(begin)

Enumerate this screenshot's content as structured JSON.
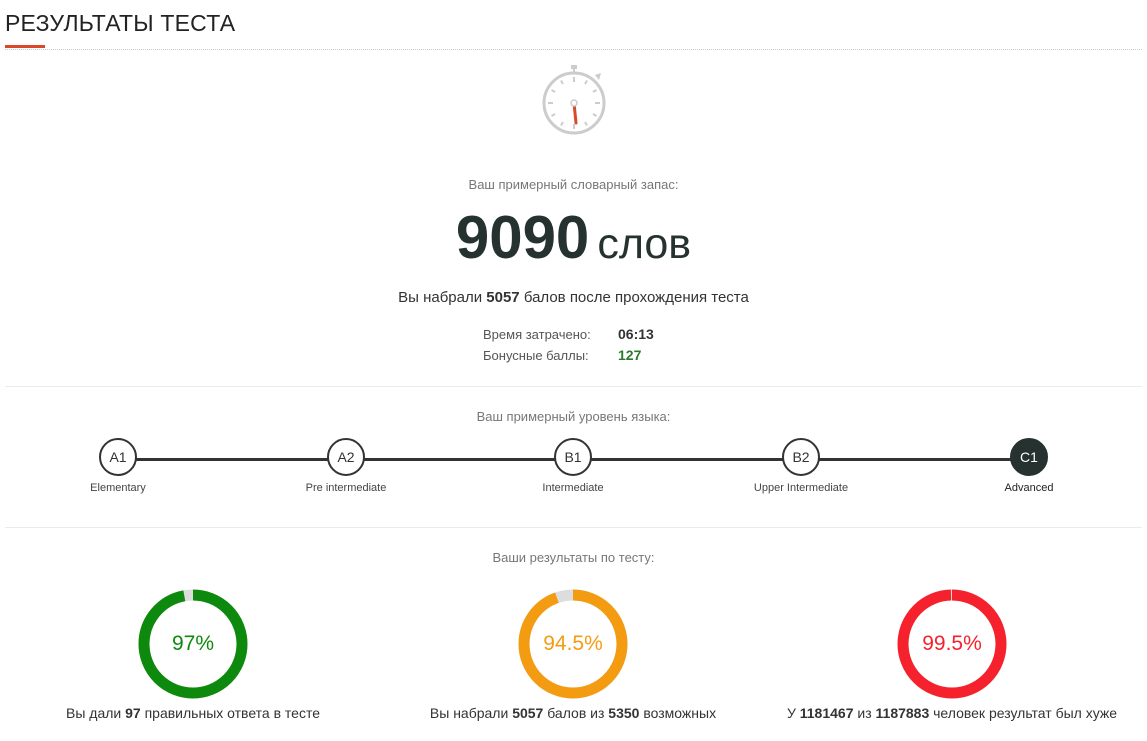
{
  "header": {
    "title": "РЕЗУЛЬТАТЫ ТЕСТА"
  },
  "vocab": {
    "label": "Ваш примерный словарный запас:",
    "number": "9090",
    "unit": "слов",
    "score_pre": "Вы набрали ",
    "score_value": "5057",
    "score_post": " балов после прохождения теста"
  },
  "stats": {
    "time_label": "Время затрачено:",
    "time_value": "06:13",
    "bonus_label": "Бонусные баллы:",
    "bonus_value": "127"
  },
  "levels": {
    "label": "Ваш примерный уровень языка:",
    "items": [
      {
        "code": "A1",
        "name": "Elementary"
      },
      {
        "code": "A2",
        "name": "Pre intermediate"
      },
      {
        "code": "B1",
        "name": "Intermediate"
      },
      {
        "code": "B2",
        "name": "Upper Intermediate"
      },
      {
        "code": "C1",
        "name": "Advanced"
      }
    ],
    "active_index": 4
  },
  "results": {
    "label": "Ваши результаты по тесту:",
    "rings": [
      {
        "value_text": "97%",
        "fraction": 0.97,
        "color": "#0d8a0d",
        "caption_pre": "Вы дали ",
        "caption_b1": "97",
        "caption_mid": " правильных ответа в тесте",
        "caption_b2": "",
        "caption_post": ""
      },
      {
        "value_text": "94.5%",
        "fraction": 0.945,
        "color": "#f39c12",
        "caption_pre": "Вы набрали ",
        "caption_b1": "5057",
        "caption_mid": " балов из ",
        "caption_b2": "5350",
        "caption_post": " возможных"
      },
      {
        "value_text": "99.5%",
        "fraction": 0.995,
        "color": "#f5222d",
        "caption_pre": "У ",
        "caption_b1": "1181467",
        "caption_mid": " из ",
        "caption_b2": "1187883",
        "caption_post": " человек результат был хуже"
      }
    ]
  },
  "colors": {
    "accent": "#d9482b",
    "dark": "#253230",
    "ring_track": "#dddddd",
    "bonus": "#2a7a2a"
  },
  "icons": {
    "stopwatch": "stopwatch-icon"
  }
}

(end)

→ **Task objective**
The records above are to be quoted exactly, with all pictures left out.

→ **Written answer**
Enumerate this screenshot's content as structured JSON.
{
  "header": {
    "title": "РЕЗУЛЬТАТЫ ТЕСТА"
  },
  "vocab": {
    "label": "Ваш примерный словарный запас:",
    "number": "9090",
    "unit": "слов",
    "score_pre": "Вы набрали ",
    "score_value": "5057",
    "score_post": " балов после прохождения теста"
  },
  "stats": {
    "time_label": "Время затрачено:",
    "time_value": "06:13",
    "bonus_label": "Бонусные баллы:",
    "bonus_value": "127"
  },
  "levels": {
    "label": "Ваш примерный уровень языка:",
    "items": [
      {
        "code": "A1",
        "name": "Elementary"
      },
      {
        "code": "A2",
        "name": "Pre intermediate"
      },
      {
        "code": "B1",
        "name": "Intermediate"
      },
      {
        "code": "B2",
        "name": "Upper Intermediate"
      },
      {
        "code": "C1",
        "name": "Advanced"
      }
    ],
    "active_index": 4
  },
  "results": {
    "label": "Ваши результаты по тесту:",
    "rings": [
      {
        "value_text": "97%",
        "fraction": 0.97,
        "color": "#0d8a0d",
        "caption_pre": "Вы дали ",
        "caption_b1": "97",
        "caption_mid": " правильных ответа в тесте",
        "caption_b2": "",
        "caption_post": ""
      },
      {
        "value_text": "94.5%",
        "fraction": 0.945,
        "color": "#f39c12",
        "caption_pre": "Вы набрали ",
        "caption_b1": "5057",
        "caption_mid": " балов из ",
        "caption_b2": "5350",
        "caption_post": " возможных"
      },
      {
        "value_text": "99.5%",
        "fraction": 0.995,
        "color": "#f5222d",
        "caption_pre": "У ",
        "caption_b1": "1181467",
        "caption_mid": " из ",
        "caption_b2": "1187883",
        "caption_post": " человек результат был хуже"
      }
    ]
  },
  "colors": {
    "accent": "#d9482b",
    "dark": "#253230",
    "ring_track": "#dddddd",
    "bonus": "#2a7a2a"
  },
  "icons": {
    "stopwatch": "stopwatch-icon"
  }
}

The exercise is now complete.